OBJECTIVE → Search the data for the word "Power" and copy every line where it occurs.

====== RECORDED INFORMATION

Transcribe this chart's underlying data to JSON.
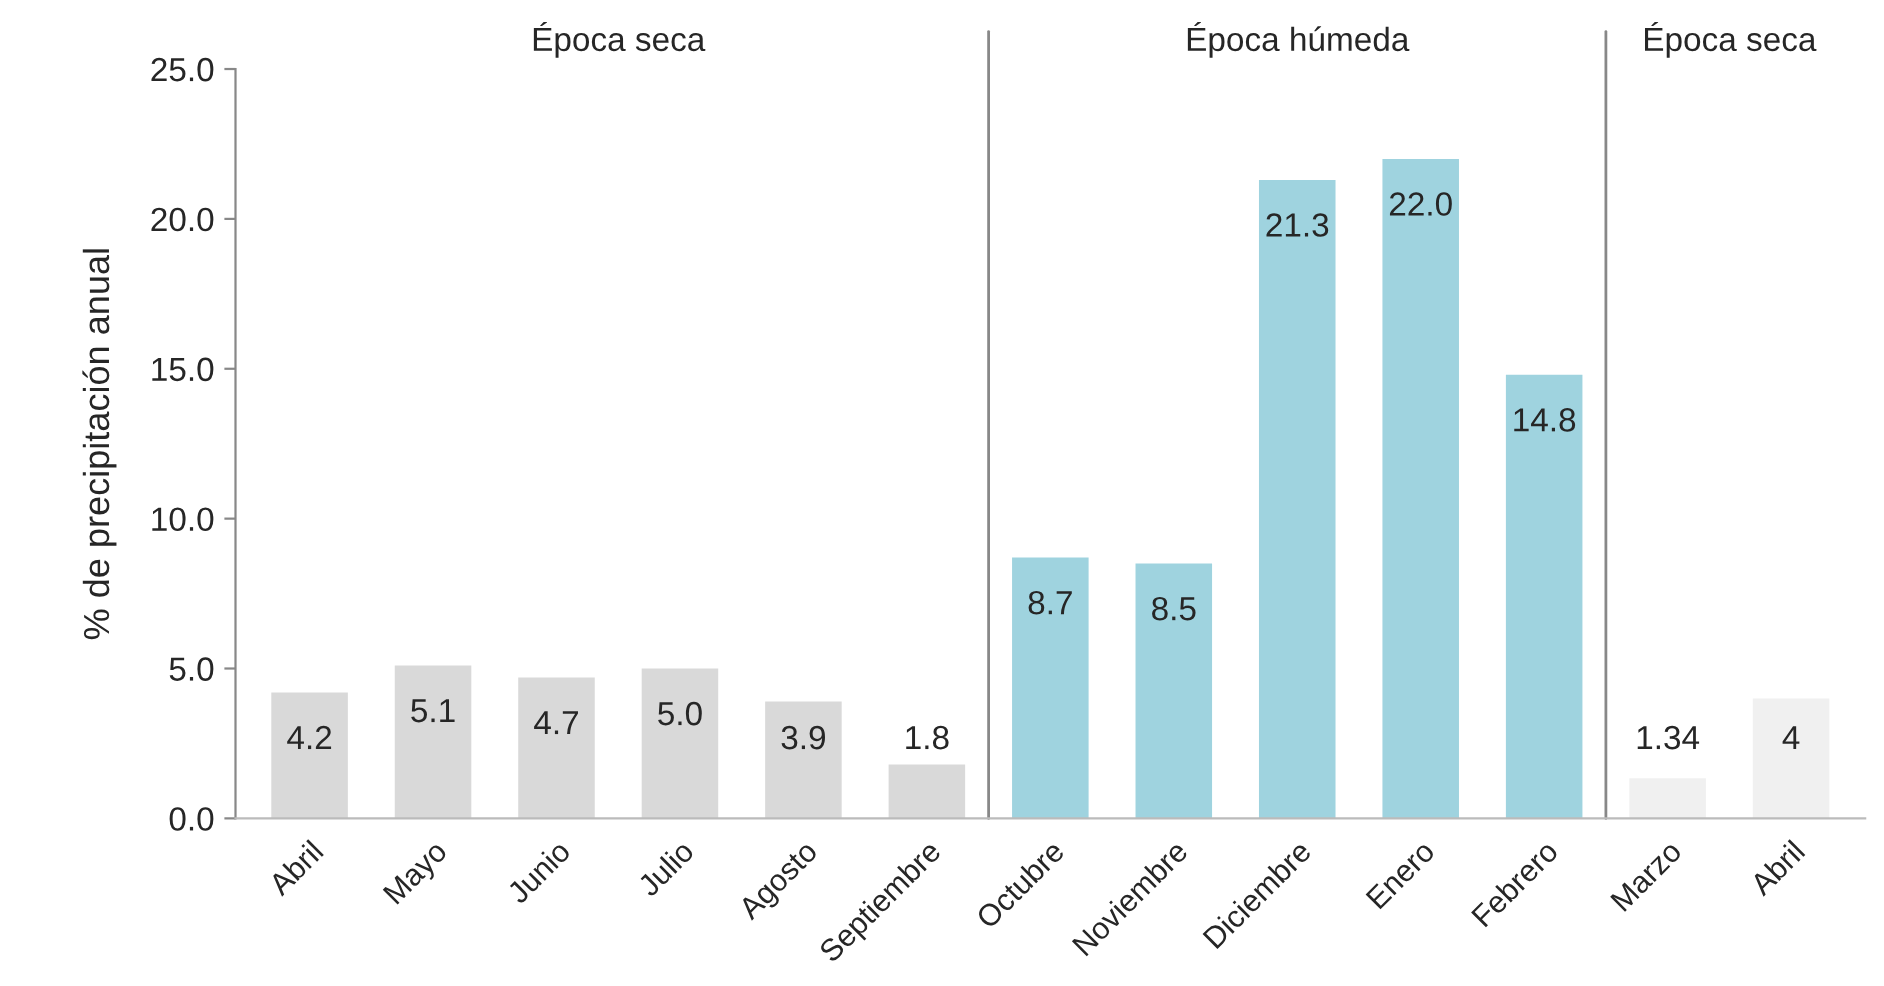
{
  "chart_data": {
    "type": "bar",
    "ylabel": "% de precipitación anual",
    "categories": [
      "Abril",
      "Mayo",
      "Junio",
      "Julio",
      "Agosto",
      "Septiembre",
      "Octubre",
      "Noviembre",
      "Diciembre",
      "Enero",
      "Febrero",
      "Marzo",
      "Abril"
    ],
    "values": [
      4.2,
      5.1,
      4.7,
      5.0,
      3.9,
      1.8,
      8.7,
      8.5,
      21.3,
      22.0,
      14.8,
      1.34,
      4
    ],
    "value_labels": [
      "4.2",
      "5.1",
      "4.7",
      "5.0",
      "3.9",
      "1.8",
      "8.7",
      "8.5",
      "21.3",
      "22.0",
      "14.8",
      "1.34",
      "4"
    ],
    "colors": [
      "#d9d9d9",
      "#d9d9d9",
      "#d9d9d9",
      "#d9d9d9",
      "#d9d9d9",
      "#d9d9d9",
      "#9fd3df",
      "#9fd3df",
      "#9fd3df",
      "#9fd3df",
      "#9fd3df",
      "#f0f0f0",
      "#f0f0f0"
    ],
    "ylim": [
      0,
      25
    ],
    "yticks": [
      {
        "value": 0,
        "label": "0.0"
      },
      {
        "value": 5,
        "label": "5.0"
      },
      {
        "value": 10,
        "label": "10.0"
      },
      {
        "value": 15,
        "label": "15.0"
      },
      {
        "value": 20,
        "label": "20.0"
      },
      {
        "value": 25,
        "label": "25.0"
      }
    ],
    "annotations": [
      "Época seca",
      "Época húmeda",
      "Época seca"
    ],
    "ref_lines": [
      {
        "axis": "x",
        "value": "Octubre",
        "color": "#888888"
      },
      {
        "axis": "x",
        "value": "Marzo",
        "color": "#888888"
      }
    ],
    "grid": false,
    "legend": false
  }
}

============
====== RECORDED INFORMATION

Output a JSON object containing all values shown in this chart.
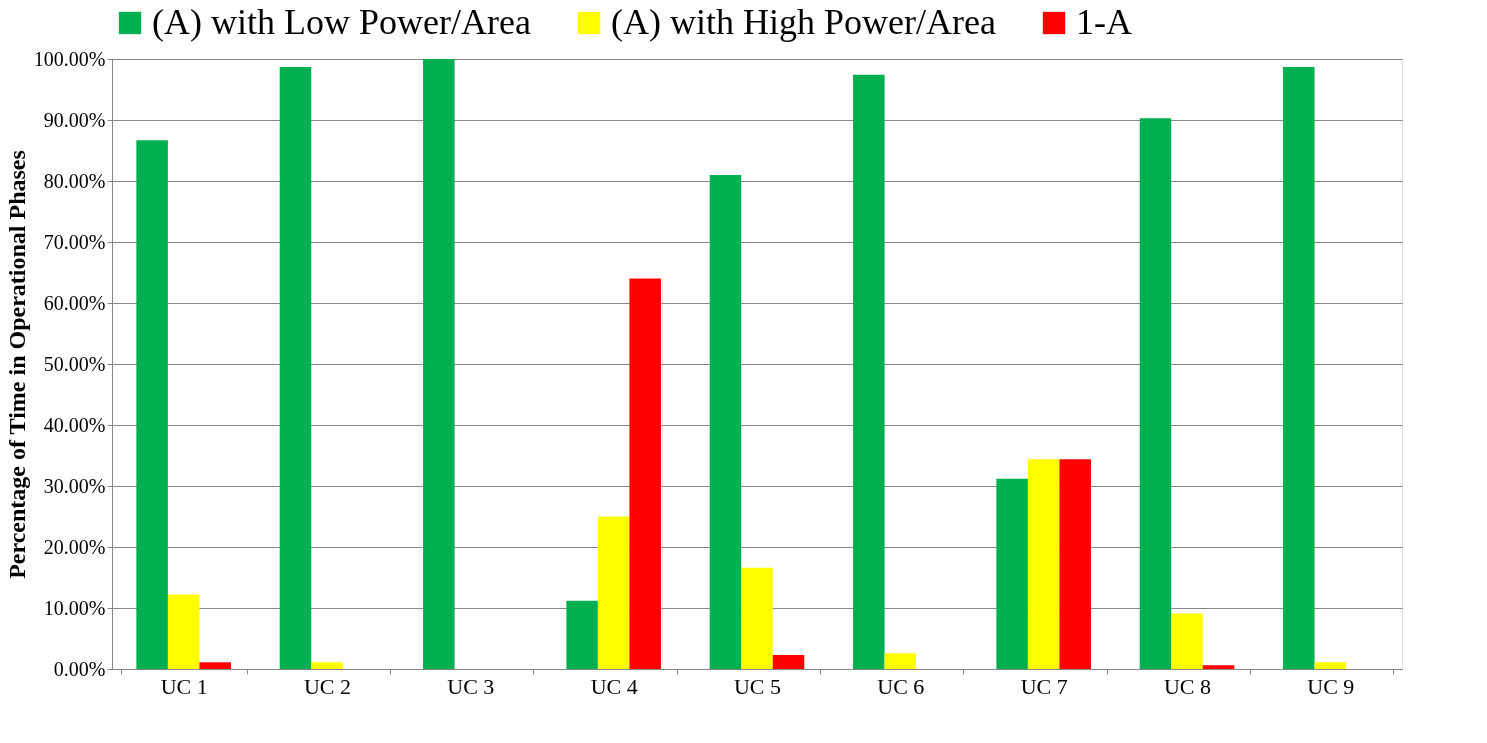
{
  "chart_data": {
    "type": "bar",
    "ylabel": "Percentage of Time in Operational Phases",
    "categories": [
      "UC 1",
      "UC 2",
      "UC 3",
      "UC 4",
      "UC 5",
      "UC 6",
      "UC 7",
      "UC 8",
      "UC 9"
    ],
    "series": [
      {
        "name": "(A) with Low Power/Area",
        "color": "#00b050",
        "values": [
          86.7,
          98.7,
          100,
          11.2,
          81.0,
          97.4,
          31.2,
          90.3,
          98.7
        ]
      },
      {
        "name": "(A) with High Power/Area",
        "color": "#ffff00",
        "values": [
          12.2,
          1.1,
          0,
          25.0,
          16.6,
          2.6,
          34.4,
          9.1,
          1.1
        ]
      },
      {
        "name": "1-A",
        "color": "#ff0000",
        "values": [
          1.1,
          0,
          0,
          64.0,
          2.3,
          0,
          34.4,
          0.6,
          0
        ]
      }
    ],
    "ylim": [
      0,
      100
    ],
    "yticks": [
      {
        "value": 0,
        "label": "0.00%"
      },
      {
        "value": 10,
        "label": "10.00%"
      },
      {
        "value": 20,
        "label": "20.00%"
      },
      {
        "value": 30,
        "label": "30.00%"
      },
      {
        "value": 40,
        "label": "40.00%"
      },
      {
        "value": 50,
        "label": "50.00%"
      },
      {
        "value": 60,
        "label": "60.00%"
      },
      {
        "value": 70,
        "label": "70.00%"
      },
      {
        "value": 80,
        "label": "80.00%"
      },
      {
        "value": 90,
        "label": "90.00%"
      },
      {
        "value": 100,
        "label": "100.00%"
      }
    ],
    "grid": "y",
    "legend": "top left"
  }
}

============

EXERCISE OUTPUT →
        "name": "(A) with Low Power/Area",
        "name": "(A) with High Power/Area",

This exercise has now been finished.